§ DATA FOR THIS TASK:
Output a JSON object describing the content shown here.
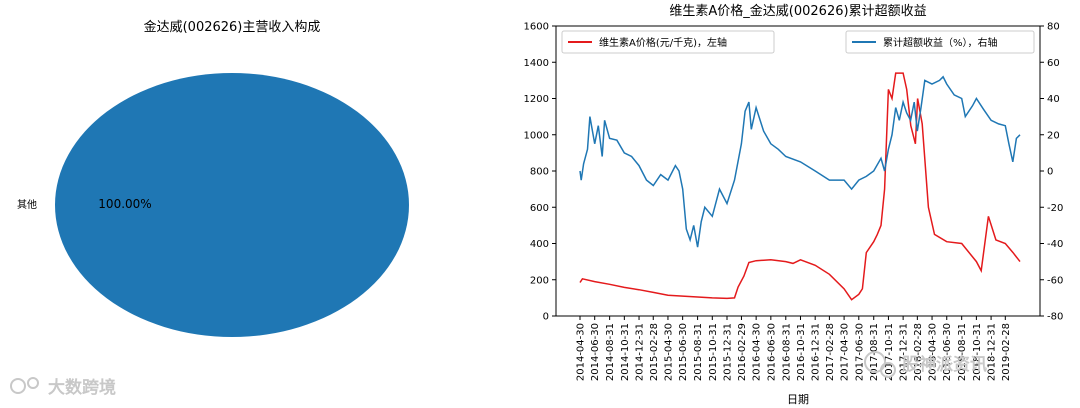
{
  "chart_data": [
    {
      "type": "pie",
      "title": "金达威(002626)主营收入构成",
      "labels": [
        "其他"
      ],
      "values": [
        100.0
      ],
      "value_labels": [
        "100.00%"
      ],
      "colors": [
        "#1f77b4"
      ]
    },
    {
      "type": "line",
      "title": "维生素A价格_金达威(002626)累计超额收益",
      "xlabel": "日期",
      "x_ticks": [
        "2014-04-30",
        "2014-06-30",
        "2014-08-31",
        "2014-10-31",
        "2014-12-31",
        "2015-02-28",
        "2015-04-30",
        "2015-06-30",
        "2015-08-31",
        "2015-10-31",
        "2015-12-31",
        "2016-02-29",
        "2016-04-30",
        "2016-06-30",
        "2016-08-31",
        "2016-10-31",
        "2016-12-31",
        "2017-02-28",
        "2017-04-30",
        "2017-06-30",
        "2017-08-31",
        "2017-10-31",
        "2017-12-31",
        "2018-02-28",
        "2018-04-30",
        "2018-06-30",
        "2018-08-31",
        "2018-10-31",
        "2018-12-31",
        "2019-02-28"
      ],
      "x_range": [
        "2014-04-30",
        "2019-04-30"
      ],
      "y_left": {
        "ticks": [
          0,
          200,
          400,
          600,
          800,
          1000,
          1200,
          1400,
          1600
        ],
        "lim": [
          0,
          1600
        ]
      },
      "y_right": {
        "ticks": [
          -80,
          -60,
          -40,
          -20,
          0,
          20,
          40,
          60,
          80
        ],
        "lim": [
          -80,
          80
        ]
      },
      "legend": {
        "left": "维生素A价格(元/千克)，左轴",
        "right": "累计超额收益（%），右轴"
      },
      "series": [
        {
          "name": "维生素A价格(元/千克)，左轴",
          "axis": "left",
          "color": "#e41a1c",
          "points": [
            [
              "2014-04-30",
              185
            ],
            [
              "2014-05-10",
              205
            ],
            [
              "2014-06-30",
              190
            ],
            [
              "2014-08-31",
              175
            ],
            [
              "2014-10-31",
              158
            ],
            [
              "2014-12-31",
              145
            ],
            [
              "2015-02-28",
              130
            ],
            [
              "2015-04-30",
              115
            ],
            [
              "2015-06-30",
              110
            ],
            [
              "2015-08-31",
              105
            ],
            [
              "2015-10-31",
              100
            ],
            [
              "2015-12-31",
              97
            ],
            [
              "2016-01-31",
              100
            ],
            [
              "2016-02-15",
              160
            ],
            [
              "2016-03-10",
              220
            ],
            [
              "2016-03-31",
              295
            ],
            [
              "2016-04-30",
              305
            ],
            [
              "2016-06-30",
              310
            ],
            [
              "2016-08-31",
              300
            ],
            [
              "2016-09-30",
              290
            ],
            [
              "2016-10-31",
              310
            ],
            [
              "2016-12-31",
              280
            ],
            [
              "2017-02-28",
              230
            ],
            [
              "2017-04-30",
              150
            ],
            [
              "2017-05-31",
              90
            ],
            [
              "2017-06-30",
              120
            ],
            [
              "2017-07-15",
              150
            ],
            [
              "2017-07-31",
              350
            ],
            [
              "2017-08-31",
              410
            ],
            [
              "2017-09-15",
              450
            ],
            [
              "2017-09-30",
              500
            ],
            [
              "2017-10-15",
              700
            ],
            [
              "2017-10-31",
              1250
            ],
            [
              "2017-11-15",
              1200
            ],
            [
              "2017-11-30",
              1340
            ],
            [
              "2017-12-31",
              1340
            ],
            [
              "2018-01-15",
              1250
            ],
            [
              "2018-02-01",
              1050
            ],
            [
              "2018-02-20",
              950
            ],
            [
              "2018-03-01",
              1200
            ],
            [
              "2018-03-20",
              1060
            ],
            [
              "2018-04-15",
              600
            ],
            [
              "2018-05-10",
              450
            ],
            [
              "2018-06-30",
              410
            ],
            [
              "2018-08-31",
              400
            ],
            [
              "2018-10-31",
              300
            ],
            [
              "2018-11-20",
              250
            ],
            [
              "2018-12-20",
              550
            ],
            [
              "2019-01-20",
              420
            ],
            [
              "2019-02-28",
              400
            ],
            [
              "2019-04-01",
              350
            ],
            [
              "2019-04-30",
              300
            ]
          ]
        },
        {
          "name": "累计超额收益（%），右轴",
          "axis": "right",
          "color": "#1f77b4",
          "points": [
            [
              "2014-04-30",
              0
            ],
            [
              "2014-05-05",
              -5
            ],
            [
              "2014-05-15",
              4
            ],
            [
              "2014-05-31",
              12
            ],
            [
              "2014-06-10",
              30
            ],
            [
              "2014-06-30",
              15
            ],
            [
              "2014-07-15",
              25
            ],
            [
              "2014-07-31",
              8
            ],
            [
              "2014-08-10",
              28
            ],
            [
              "2014-08-31",
              18
            ],
            [
              "2014-09-30",
              17
            ],
            [
              "2014-10-31",
              10
            ],
            [
              "2014-11-30",
              8
            ],
            [
              "2014-12-31",
              3
            ],
            [
              "2015-01-31",
              -5
            ],
            [
              "2015-02-28",
              -8
            ],
            [
              "2015-03-31",
              -2
            ],
            [
              "2015-04-30",
              -5
            ],
            [
              "2015-05-31",
              3
            ],
            [
              "2015-06-15",
              0
            ],
            [
              "2015-06-30",
              -10
            ],
            [
              "2015-07-15",
              -32
            ],
            [
              "2015-07-31",
              -38
            ],
            [
              "2015-08-15",
              -30
            ],
            [
              "2015-08-31",
              -42
            ],
            [
              "2015-09-15",
              -28
            ],
            [
              "2015-09-30",
              -20
            ],
            [
              "2015-10-31",
              -25
            ],
            [
              "2015-11-30",
              -10
            ],
            [
              "2015-12-31",
              -18
            ],
            [
              "2016-01-31",
              -5
            ],
            [
              "2016-02-29",
              15
            ],
            [
              "2016-03-15",
              33
            ],
            [
              "2016-03-31",
              38
            ],
            [
              "2016-04-10",
              23
            ],
            [
              "2016-04-30",
              35
            ],
            [
              "2016-05-31",
              22
            ],
            [
              "2016-06-30",
              15
            ],
            [
              "2016-07-31",
              12
            ],
            [
              "2016-08-31",
              8
            ],
            [
              "2016-10-31",
              5
            ],
            [
              "2016-12-31",
              0
            ],
            [
              "2017-02-28",
              -5
            ],
            [
              "2017-04-30",
              -5
            ],
            [
              "2017-05-31",
              -10
            ],
            [
              "2017-06-30",
              -5
            ],
            [
              "2017-07-31",
              -3
            ],
            [
              "2017-08-31",
              0
            ],
            [
              "2017-09-30",
              7
            ],
            [
              "2017-10-15",
              0
            ],
            [
              "2017-10-31",
              12
            ],
            [
              "2017-11-15",
              20
            ],
            [
              "2017-11-30",
              35
            ],
            [
              "2017-12-15",
              28
            ],
            [
              "2017-12-31",
              38
            ],
            [
              "2018-01-15",
              32
            ],
            [
              "2018-01-31",
              28
            ],
            [
              "2018-02-15",
              38
            ],
            [
              "2018-02-28",
              22
            ],
            [
              "2018-03-15",
              35
            ],
            [
              "2018-03-31",
              50
            ],
            [
              "2018-04-30",
              48
            ],
            [
              "2018-05-31",
              50
            ],
            [
              "2018-06-15",
              52
            ],
            [
              "2018-06-30",
              48
            ],
            [
              "2018-07-31",
              42
            ],
            [
              "2018-08-31",
              40
            ],
            [
              "2018-09-15",
              30
            ],
            [
              "2018-10-15",
              36
            ],
            [
              "2018-10-31",
              40
            ],
            [
              "2018-11-30",
              34
            ],
            [
              "2018-12-31",
              28
            ],
            [
              "2019-01-31",
              26
            ],
            [
              "2019-02-28",
              25
            ],
            [
              "2019-03-15",
              15
            ],
            [
              "2019-03-31",
              5
            ],
            [
              "2019-04-15",
              18
            ],
            [
              "2019-04-30",
              20
            ]
          ]
        }
      ]
    }
  ],
  "watermarks": {
    "left": "大数跨境",
    "right": "股神派资讯"
  }
}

§ STATED PROBLEM: Return each line among the entries that holds the word "title".

§ SOLUTION TO THIS EXERCISE:
      "title": "金达威(002626)主营收入构成",
      "title": "维生素A价格_金达威(002626)累计超额收益",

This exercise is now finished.